_GOAL OF THE EXERCISE_
Repeat exactly each line of the data provided below.
--- start MATERIAL FOR THIS EXERCISE ---
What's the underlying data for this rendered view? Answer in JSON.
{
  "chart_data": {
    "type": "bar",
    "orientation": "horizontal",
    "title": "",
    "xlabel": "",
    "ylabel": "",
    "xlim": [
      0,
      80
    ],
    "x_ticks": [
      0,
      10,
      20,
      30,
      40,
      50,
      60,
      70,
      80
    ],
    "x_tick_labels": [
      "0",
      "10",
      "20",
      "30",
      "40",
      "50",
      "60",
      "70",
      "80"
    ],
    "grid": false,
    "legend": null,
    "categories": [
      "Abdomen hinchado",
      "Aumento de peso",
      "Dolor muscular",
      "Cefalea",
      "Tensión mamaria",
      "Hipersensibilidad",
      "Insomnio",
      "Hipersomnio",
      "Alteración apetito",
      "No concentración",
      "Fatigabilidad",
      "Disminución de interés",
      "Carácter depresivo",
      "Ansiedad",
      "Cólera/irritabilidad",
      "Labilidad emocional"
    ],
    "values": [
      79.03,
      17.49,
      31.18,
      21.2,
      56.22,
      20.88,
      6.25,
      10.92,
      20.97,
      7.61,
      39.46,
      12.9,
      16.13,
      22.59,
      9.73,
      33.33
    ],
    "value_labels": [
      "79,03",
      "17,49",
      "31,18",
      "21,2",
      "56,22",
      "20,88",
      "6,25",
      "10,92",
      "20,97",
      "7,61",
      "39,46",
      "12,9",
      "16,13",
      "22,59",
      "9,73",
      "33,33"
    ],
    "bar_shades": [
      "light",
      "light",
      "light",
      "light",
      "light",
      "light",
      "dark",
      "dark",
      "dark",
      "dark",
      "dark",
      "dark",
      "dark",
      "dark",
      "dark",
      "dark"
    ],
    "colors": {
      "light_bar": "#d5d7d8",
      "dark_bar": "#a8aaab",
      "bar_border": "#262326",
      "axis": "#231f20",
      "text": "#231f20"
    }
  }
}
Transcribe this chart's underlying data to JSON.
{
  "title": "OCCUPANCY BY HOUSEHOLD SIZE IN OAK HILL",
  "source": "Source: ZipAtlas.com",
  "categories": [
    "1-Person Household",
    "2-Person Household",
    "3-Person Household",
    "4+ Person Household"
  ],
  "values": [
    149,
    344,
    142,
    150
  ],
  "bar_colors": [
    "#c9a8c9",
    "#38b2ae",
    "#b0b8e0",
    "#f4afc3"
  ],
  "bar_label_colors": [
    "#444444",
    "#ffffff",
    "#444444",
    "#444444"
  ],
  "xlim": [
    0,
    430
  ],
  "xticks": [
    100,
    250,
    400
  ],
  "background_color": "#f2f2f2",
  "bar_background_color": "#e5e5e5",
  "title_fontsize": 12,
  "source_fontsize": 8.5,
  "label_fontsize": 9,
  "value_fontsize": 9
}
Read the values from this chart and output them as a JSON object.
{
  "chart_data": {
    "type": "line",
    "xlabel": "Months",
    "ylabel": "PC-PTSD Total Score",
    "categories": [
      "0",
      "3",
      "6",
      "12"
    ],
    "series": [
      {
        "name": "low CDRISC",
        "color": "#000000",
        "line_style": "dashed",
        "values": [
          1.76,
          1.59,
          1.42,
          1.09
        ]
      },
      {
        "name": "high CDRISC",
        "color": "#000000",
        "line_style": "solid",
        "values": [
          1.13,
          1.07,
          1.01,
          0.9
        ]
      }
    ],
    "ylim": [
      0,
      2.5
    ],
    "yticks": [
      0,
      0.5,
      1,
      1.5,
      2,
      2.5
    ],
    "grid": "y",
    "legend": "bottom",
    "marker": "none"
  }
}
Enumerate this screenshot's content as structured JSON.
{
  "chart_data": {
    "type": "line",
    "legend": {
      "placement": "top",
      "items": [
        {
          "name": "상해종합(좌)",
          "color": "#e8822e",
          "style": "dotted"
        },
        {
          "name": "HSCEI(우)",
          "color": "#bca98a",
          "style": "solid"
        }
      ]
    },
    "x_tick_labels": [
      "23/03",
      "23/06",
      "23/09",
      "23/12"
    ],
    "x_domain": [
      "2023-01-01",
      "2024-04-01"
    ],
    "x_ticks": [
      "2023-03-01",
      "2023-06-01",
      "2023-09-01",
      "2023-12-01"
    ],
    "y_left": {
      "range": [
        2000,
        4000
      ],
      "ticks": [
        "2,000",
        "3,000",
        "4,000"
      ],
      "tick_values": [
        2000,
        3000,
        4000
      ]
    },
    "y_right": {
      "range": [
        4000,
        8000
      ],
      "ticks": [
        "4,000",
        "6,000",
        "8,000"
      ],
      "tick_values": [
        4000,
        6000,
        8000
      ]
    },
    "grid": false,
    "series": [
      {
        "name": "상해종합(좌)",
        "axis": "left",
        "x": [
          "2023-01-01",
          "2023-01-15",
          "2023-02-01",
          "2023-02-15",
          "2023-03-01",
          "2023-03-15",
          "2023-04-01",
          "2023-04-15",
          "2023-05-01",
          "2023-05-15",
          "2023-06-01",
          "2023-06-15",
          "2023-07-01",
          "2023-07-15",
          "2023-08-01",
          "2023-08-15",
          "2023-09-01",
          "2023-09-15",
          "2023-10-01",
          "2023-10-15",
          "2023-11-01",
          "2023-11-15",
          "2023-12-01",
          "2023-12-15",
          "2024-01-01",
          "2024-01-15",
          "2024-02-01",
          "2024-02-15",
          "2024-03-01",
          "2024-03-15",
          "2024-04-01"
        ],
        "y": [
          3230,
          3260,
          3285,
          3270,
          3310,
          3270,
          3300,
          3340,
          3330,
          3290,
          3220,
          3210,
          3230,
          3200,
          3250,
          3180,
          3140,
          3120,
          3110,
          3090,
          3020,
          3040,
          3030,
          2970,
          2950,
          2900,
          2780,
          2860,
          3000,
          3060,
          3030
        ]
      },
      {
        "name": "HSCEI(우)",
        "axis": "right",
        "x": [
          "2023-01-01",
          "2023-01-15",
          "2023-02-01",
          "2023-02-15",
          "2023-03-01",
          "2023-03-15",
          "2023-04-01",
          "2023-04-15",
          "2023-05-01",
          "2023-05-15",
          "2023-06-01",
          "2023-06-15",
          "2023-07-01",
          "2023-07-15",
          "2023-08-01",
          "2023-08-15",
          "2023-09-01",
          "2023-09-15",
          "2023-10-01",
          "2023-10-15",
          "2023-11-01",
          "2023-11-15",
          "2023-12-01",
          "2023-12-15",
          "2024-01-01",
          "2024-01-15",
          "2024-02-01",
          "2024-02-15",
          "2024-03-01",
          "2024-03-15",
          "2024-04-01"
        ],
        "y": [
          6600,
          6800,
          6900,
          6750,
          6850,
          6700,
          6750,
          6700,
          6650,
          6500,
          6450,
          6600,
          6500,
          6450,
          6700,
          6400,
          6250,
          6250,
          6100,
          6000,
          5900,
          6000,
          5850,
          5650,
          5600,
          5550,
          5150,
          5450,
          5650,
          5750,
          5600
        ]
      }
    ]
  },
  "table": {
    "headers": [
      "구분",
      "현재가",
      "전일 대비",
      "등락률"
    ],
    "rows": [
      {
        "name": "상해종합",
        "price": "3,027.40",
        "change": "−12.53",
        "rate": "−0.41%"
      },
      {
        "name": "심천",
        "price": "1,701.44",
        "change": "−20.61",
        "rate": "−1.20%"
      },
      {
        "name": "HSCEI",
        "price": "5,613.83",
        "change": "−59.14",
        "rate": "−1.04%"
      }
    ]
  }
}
--- end MATERIAL FOR THIS EXERCISE ---
_COMPLETED EXERCISE_
What's the underlying data for this rendered view? Answer in JSON.
{
  "chart_data": {
    "type": "bar",
    "orientation": "horizontal",
    "title": "",
    "xlabel": "",
    "ylabel": "",
    "xlim": [
      0,
      80
    ],
    "x_ticks": [
      0,
      10,
      20,
      30,
      40,
      50,
      60,
      70,
      80
    ],
    "x_tick_labels": [
      "0",
      "10",
      "20",
      "30",
      "40",
      "50",
      "60",
      "70",
      "80"
    ],
    "grid": false,
    "legend": null,
    "categories": [
      "Abdomen hinchado",
      "Aumento de peso",
      "Dolor muscular",
      "Cefalea",
      "Tensión mamaria",
      "Hipersensibilidad",
      "Insomnio",
      "Hipersomnio",
      "Alteración apetito",
      "No concentración",
      "Fatigabilidad",
      "Disminución de interés",
      "Carácter depresivo",
      "Ansiedad",
      "Cólera/irritabilidad",
      "Labilidad emocional"
    ],
    "values": [
      79.03,
      17.49,
      31.18,
      21.2,
      56.22,
      20.88,
      6.25,
      10.92,
      20.97,
      7.61,
      39.46,
      12.9,
      16.13,
      22.59,
      9.73,
      33.33
    ],
    "value_labels": [
      "79,03",
      "17,49",
      "31,18",
      "21,2",
      "56,22",
      "20,88",
      "6,25",
      "10,92",
      "20,97",
      "7,61",
      "39,46",
      "12,9",
      "16,13",
      "22,59",
      "9,73",
      "33,33"
    ],
    "bar_shades": [
      "light",
      "light",
      "light",
      "light",
      "light",
      "light",
      "dark",
      "dark",
      "dark",
      "dark",
      "dark",
      "dark",
      "dark",
      "dark",
      "dark",
      "dark"
    ],
    "colors": {
      "light_bar": "#d5d7d8",
      "dark_bar": "#a8aaab",
      "bar_border": "#262326",
      "axis": "#231f20",
      "text": "#231f20"
    }
  }
}
Transcribe this chart's underlying data to JSON.
{
  "title": "OCCUPANCY BY HOUSEHOLD SIZE IN OAK HILL",
  "source": "Source: ZipAtlas.com",
  "categories": [
    "1-Person Household",
    "2-Person Household",
    "3-Person Household",
    "4+ Person Household"
  ],
  "values": [
    149,
    344,
    142,
    150
  ],
  "bar_colors": [
    "#c9a8c9",
    "#38b2ae",
    "#b0b8e0",
    "#f4afc3"
  ],
  "bar_label_colors": [
    "#444444",
    "#ffffff",
    "#444444",
    "#444444"
  ],
  "xlim": [
    0,
    430
  ],
  "xticks": [
    100,
    250,
    400
  ],
  "background_color": "#f2f2f2",
  "bar_background_color": "#e5e5e5",
  "title_fontsize": 12,
  "source_fontsize": 8.5,
  "label_fontsize": 9,
  "value_fontsize": 9
}
Read the values from this chart and output them as a JSON object.
{
  "chart_data": {
    "type": "line",
    "xlabel": "Months",
    "ylabel": "PC-PTSD Total Score",
    "categories": [
      "0",
      "3",
      "6",
      "12"
    ],
    "series": [
      {
        "name": "low CDRISC",
        "color": "#000000",
        "line_style": "dashed",
        "values": [
          1.76,
          1.59,
          1.42,
          1.09
        ]
      },
      {
        "name": "high CDRISC",
        "color": "#000000",
        "line_style": "solid",
        "values": [
          1.13,
          1.07,
          1.01,
          0.9
        ]
      }
    ],
    "ylim": [
      0,
      2.5
    ],
    "yticks": [
      0,
      0.5,
      1,
      1.5,
      2,
      2.5
    ],
    "grid": "y",
    "legend": "bottom",
    "marker": "none"
  }
}
Enumerate this screenshot's content as structured JSON.
{
  "chart_data": {
    "type": "line",
    "legend": {
      "placement": "top",
      "items": [
        {
          "name": "상해종합(좌)",
          "color": "#e8822e",
          "style": "dotted"
        },
        {
          "name": "HSCEI(우)",
          "color": "#bca98a",
          "style": "solid"
        }
      ]
    },
    "x_tick_labels": [
      "23/03",
      "23/06",
      "23/09",
      "23/12"
    ],
    "x_domain": [
      "2023-01-01",
      "2024-04-01"
    ],
    "x_ticks": [
      "2023-03-01",
      "2023-06-01",
      "2023-09-01",
      "2023-12-01"
    ],
    "y_left": {
      "range": [
        2000,
        4000
      ],
      "ticks": [
        "2,000",
        "3,000",
        "4,000"
      ],
      "tick_values": [
        2000,
        3000,
        4000
      ]
    },
    "y_right": {
      "range": [
        4000,
        8000
      ],
      "ticks": [
        "4,000",
        "6,000",
        "8,000"
      ],
      "tick_values": [
        4000,
        6000,
        8000
      ]
    },
    "grid": false,
    "series": [
      {
        "name": "상해종합(좌)",
        "axis": "left",
        "x": [
          "2023-01-01",
          "2023-01-15",
          "2023-02-01",
          "2023-02-15",
          "2023-03-01",
          "2023-03-15",
          "2023-04-01",
          "2023-04-15",
          "2023-05-01",
          "2023-05-15",
          "2023-06-01",
          "2023-06-15",
          "2023-07-01",
          "2023-07-15",
          "2023-08-01",
          "2023-08-15",
          "2023-09-01",
          "2023-09-15",
          "2023-10-01",
          "2023-10-15",
          "2023-11-01",
          "2023-11-15",
          "2023-12-01",
          "2023-12-15",
          "2024-01-01",
          "2024-01-15",
          "2024-02-01",
          "2024-02-15",
          "2024-03-01",
          "2024-03-15",
          "2024-04-01"
        ],
        "y": [
          3230,
          3260,
          3285,
          3270,
          3310,
          3270,
          3300,
          3340,
          3330,
          3290,
          3220,
          3210,
          3230,
          3200,
          3250,
          3180,
          3140,
          3120,
          3110,
          3090,
          3020,
          3040,
          3030,
          2970,
          2950,
          2900,
          2780,
          2860,
          3000,
          3060,
          3030
        ]
      },
      {
        "name": "HSCEI(우)",
        "axis": "right",
        "x": [
          "2023-01-01",
          "2023-01-15",
          "2023-02-01",
          "2023-02-15",
          "2023-03-01",
          "2023-03-15",
          "2023-04-01",
          "2023-04-15",
          "2023-05-01",
          "2023-05-15",
          "2023-06-01",
          "2023-06-15",
          "2023-07-01",
          "2023-07-15",
          "2023-08-01",
          "2023-08-15",
          "2023-09-01",
          "2023-09-15",
          "2023-10-01",
          "2023-10-15",
          "2023-11-01",
          "2023-11-15",
          "2023-12-01",
          "2023-12-15",
          "2024-01-01",
          "2024-01-15",
          "2024-02-01",
          "2024-02-15",
          "2024-03-01",
          "2024-03-15",
          "2024-04-01"
        ],
        "y": [
          6600,
          6800,
          6900,
          6750,
          6850,
          6700,
          6750,
          6700,
          6650,
          6500,
          6450,
          6600,
          6500,
          6450,
          6700,
          6400,
          6250,
          6250,
          6100,
          6000,
          5900,
          6000,
          5850,
          5650,
          5600,
          5550,
          5150,
          5450,
          5650,
          5750,
          5600
        ]
      }
    ]
  },
  "table": {
    "headers": [
      "구분",
      "현재가",
      "전일 대비",
      "등락률"
    ],
    "rows": [
      {
        "name": "상해종합",
        "price": "3,027.40",
        "change": "−12.53",
        "rate": "−0.41%"
      },
      {
        "name": "심천",
        "price": "1,701.44",
        "change": "−20.61",
        "rate": "−1.20%"
      },
      {
        "name": "HSCEI",
        "price": "5,613.83",
        "change": "−59.14",
        "rate": "−1.04%"
      }
    ]
  }
}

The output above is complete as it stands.